## Your task:
Below is a set of records; restate each one word for word.

## Data for the task:
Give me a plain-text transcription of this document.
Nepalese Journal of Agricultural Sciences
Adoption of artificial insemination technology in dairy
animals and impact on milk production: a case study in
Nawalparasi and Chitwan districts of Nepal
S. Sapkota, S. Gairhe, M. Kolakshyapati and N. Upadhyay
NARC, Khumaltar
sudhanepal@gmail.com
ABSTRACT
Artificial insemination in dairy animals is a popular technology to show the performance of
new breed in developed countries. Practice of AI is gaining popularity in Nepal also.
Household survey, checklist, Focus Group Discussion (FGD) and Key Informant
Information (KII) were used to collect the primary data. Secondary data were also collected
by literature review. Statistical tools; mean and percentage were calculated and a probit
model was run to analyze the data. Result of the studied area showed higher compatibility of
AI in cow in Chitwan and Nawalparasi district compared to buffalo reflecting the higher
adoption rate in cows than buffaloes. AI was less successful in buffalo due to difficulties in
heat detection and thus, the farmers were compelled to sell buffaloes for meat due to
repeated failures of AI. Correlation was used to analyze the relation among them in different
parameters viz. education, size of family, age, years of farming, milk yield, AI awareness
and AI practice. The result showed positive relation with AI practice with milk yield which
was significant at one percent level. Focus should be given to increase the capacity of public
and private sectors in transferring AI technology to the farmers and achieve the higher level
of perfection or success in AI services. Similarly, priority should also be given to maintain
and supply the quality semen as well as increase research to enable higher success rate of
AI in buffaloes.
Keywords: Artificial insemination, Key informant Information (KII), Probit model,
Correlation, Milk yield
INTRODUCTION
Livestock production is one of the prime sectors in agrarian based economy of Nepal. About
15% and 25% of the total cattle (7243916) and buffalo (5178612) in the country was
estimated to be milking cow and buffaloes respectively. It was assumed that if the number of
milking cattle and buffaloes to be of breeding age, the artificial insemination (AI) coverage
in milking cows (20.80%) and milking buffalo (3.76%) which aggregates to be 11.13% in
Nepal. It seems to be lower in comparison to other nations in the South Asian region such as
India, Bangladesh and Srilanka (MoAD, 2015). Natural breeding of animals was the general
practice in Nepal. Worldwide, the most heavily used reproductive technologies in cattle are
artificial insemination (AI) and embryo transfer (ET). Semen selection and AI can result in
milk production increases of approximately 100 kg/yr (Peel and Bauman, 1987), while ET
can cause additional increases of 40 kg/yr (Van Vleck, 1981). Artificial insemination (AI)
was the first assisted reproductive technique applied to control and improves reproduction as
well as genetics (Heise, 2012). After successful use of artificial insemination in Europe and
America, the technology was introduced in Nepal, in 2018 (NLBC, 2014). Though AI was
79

## Problem solution:
Give me a plain-text transcription of this document.
Nepalese Journal of Agricultural Sciences
Adoption of artificial insemination technology in dairy
animals and impact on milk production: a case study in
Nawalparasi and Chitwan districts of Nepal
S. Sapkota, S. Gairhe, M. Kolakshyapati and N. Upadhyay
NARC, Khumaltar
sudhanepal@gmail.com
ABSTRACT
Artificial insemination in dairy animals is a popular technology to show the performance of
new breed in developed countries. Practice of AI is gaining popularity in Nepal also.
Household survey, checklist, Focus Group Discussion (FGD) and Key Informant
Information (KII) were used to collect the primary data. Secondary data were also collected
by literature review. Statistical tools; mean and percentage were calculated and a probit
model was run to analyze the data. Result of the studied area showed higher compatibility of
AI in cow in Chitwan and Nawalparasi district compared to buffalo reflecting the higher
adoption rate in cows than buffaloes. AI was less successful in buffalo due to difficulties in
heat detection and thus, the farmers were compelled to sell buffaloes for meat due to
repeated failures of AI. Correlation was used to analyze the relation among them in different
parameters viz. education, size of family, age, years of farming, milk yield, AI awareness
and AI practice. The result showed positive relation with AI practice with milk yield which
was significant at one percent level. Focus should be given to increase the capacity of public
and private sectors in transferring AI technology to the farmers and achieve the higher level
of perfection or success in AI services. Similarly, priority should also be given to maintain
and supply the quality semen as well as increase research to enable higher success rate of
AI in buffaloes.
Keywords: Artificial insemination, Key informant Information (KII), Probit model,
Correlation, Milk yield
INTRODUCTION
Livestock production is one of the prime sectors in agrarian based economy of Nepal. About
15% and 25% of the total cattle (7243916) and buffalo (5178612) in the country was
estimated to be milking cow and buffaloes respectively. It was assumed that if the number of
milking cattle and buffaloes to be of breeding age, the artificial insemination (AI) coverage
in milking cows (20.80%) and milking buffalo (3.76%) which aggregates to be 11.13% in
Nepal. It seems to be lower in comparison to other nations in the South Asian region such as
India, Bangladesh and Srilanka (MoAD, 2015). Natural breeding of animals was the general
practice in Nepal. Worldwide, the most heavily used reproductive technologies in cattle are
artificial insemination (AI) and embryo transfer (ET). Semen selection and AI can result in
milk production increases of approximately 100 kg/yr (Peel and Bauman, 1987), while ET
can cause additional increases of 40 kg/yr (Van Vleck, 1981). Artificial insemination (AI)
was the first assisted reproductive technique applied to control and improves reproduction as
well as genetics (Heise, 2012). After successful use of artificial insemination in Europe and
America, the technology was introduced in Nepal, in 2018 (NLBC, 2014). Though AI was
79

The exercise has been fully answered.